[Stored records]
-----

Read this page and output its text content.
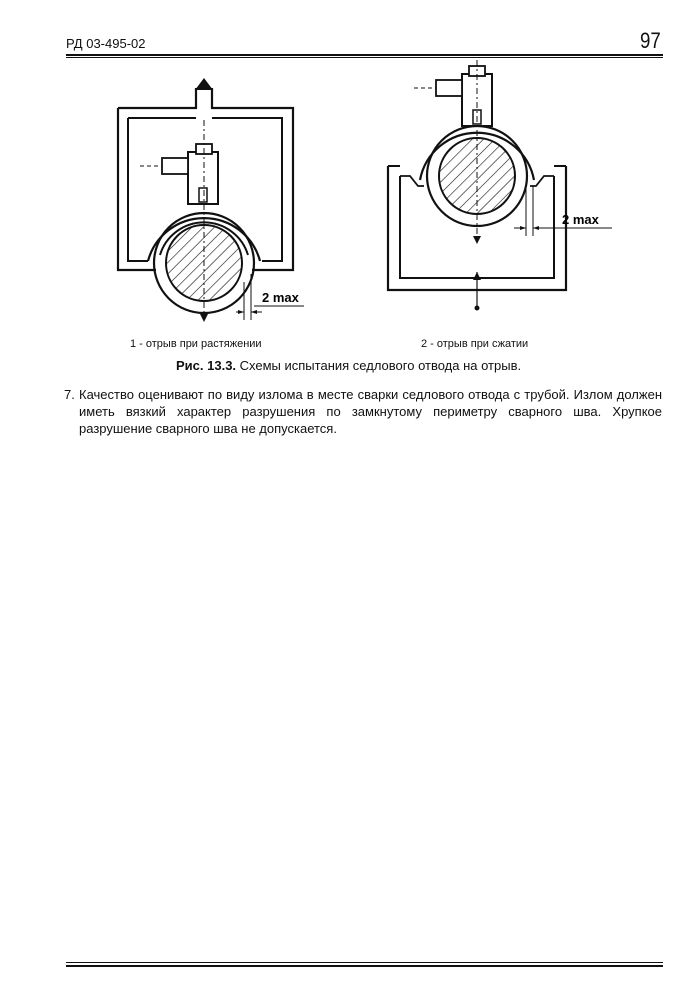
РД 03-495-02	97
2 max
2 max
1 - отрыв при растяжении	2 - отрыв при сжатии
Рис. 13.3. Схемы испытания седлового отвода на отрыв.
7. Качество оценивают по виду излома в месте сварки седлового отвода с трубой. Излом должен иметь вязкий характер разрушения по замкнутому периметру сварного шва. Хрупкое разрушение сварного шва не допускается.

-----

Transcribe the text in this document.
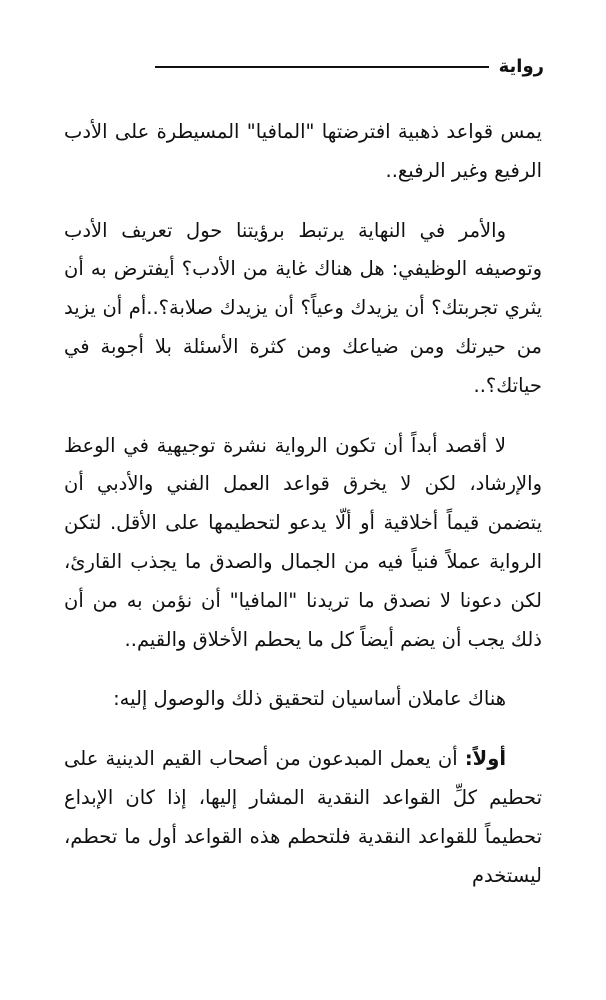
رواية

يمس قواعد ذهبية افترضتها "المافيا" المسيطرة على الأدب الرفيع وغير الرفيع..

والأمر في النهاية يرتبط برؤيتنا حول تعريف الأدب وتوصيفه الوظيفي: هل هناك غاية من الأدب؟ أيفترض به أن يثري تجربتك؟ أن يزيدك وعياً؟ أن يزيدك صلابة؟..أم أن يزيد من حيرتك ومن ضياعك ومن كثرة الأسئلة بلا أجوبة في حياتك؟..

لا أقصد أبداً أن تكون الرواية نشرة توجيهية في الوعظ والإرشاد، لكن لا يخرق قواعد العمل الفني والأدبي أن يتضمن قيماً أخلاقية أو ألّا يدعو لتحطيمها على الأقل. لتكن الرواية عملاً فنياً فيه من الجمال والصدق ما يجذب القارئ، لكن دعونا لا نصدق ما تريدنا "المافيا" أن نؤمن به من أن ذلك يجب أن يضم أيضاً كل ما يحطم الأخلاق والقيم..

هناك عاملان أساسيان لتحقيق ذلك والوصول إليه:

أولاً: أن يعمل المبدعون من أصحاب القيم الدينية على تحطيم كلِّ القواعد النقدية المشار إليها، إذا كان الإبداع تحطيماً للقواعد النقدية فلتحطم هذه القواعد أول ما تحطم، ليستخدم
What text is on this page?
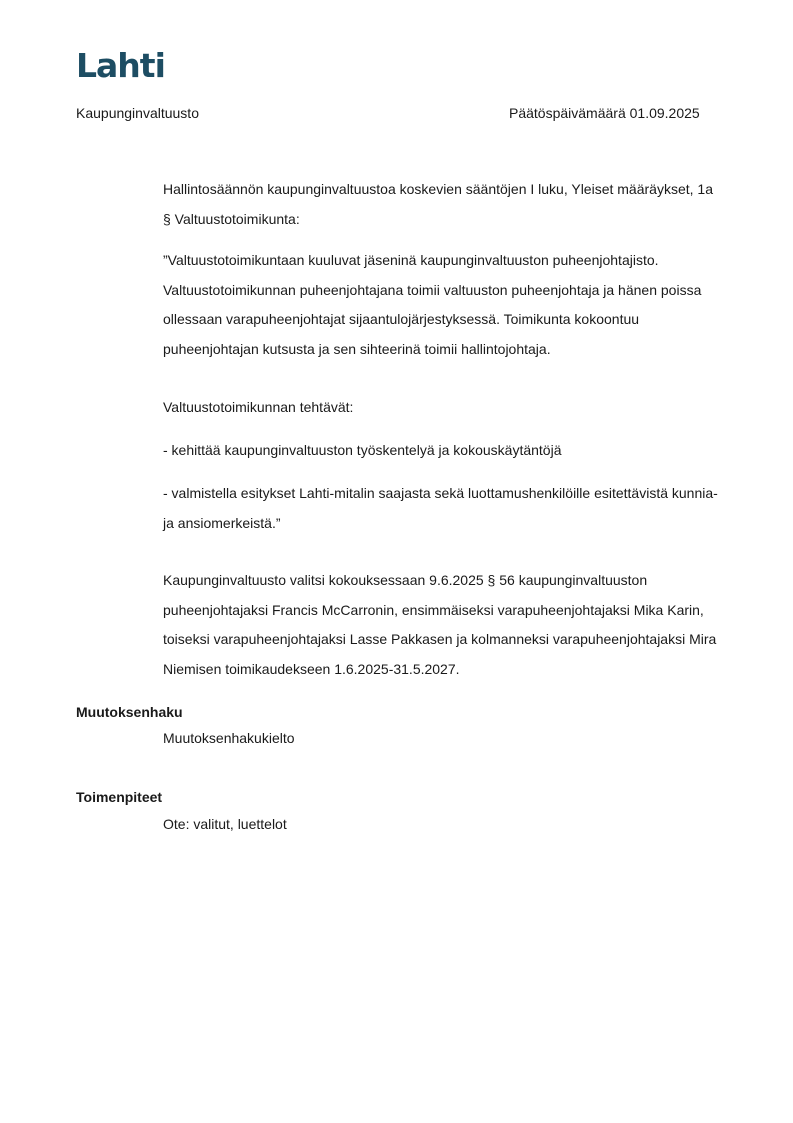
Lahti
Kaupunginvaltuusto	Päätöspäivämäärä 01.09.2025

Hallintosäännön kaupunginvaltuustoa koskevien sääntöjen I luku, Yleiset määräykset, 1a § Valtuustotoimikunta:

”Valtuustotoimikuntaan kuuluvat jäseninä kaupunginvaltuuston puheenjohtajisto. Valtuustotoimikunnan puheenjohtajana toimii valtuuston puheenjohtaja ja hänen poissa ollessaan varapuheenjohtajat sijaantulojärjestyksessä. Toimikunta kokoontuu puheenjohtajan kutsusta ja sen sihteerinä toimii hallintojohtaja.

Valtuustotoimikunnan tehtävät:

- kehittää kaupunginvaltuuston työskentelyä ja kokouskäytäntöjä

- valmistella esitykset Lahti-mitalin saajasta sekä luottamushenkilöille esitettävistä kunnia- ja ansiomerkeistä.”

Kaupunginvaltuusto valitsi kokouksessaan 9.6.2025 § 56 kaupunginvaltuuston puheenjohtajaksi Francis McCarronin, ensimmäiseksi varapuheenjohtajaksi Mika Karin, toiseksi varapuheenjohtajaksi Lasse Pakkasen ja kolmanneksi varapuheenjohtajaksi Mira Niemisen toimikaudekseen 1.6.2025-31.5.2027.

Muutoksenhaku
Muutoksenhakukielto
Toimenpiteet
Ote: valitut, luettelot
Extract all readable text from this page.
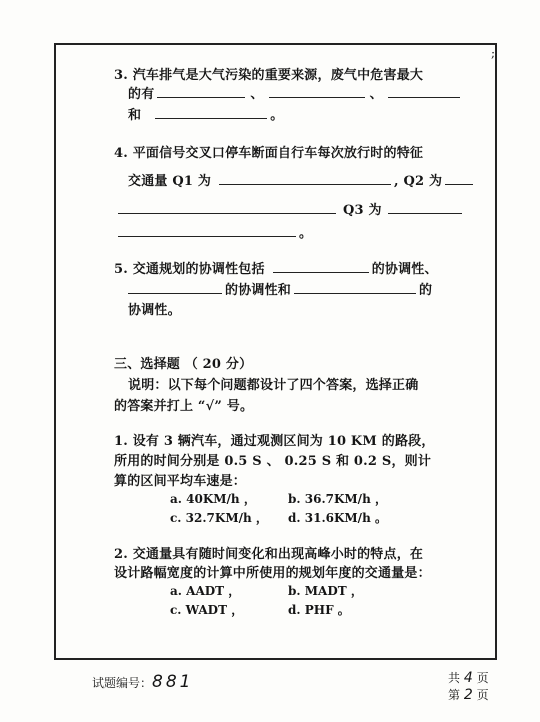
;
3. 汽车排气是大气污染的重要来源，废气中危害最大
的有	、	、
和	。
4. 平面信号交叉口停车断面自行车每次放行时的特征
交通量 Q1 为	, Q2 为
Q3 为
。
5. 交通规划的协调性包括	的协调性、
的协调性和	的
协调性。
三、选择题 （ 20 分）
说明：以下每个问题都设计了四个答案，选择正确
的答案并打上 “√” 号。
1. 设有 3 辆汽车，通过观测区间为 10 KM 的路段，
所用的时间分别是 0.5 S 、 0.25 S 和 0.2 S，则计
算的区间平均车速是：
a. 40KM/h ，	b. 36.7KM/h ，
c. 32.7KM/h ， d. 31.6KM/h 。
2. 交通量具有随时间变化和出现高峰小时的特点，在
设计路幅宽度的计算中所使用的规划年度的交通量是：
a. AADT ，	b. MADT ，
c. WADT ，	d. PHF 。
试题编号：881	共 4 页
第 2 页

-----

GOAL OF THE EXERCISE: Out of the preceding entries, pull every line containing the string "отрыв".

ANSWER TO THE TASK:
1 - отрыв при растяжении	2 - отрыв при сжатии
Рис. 13.3. Схемы испытания седлового отвода на отрыв.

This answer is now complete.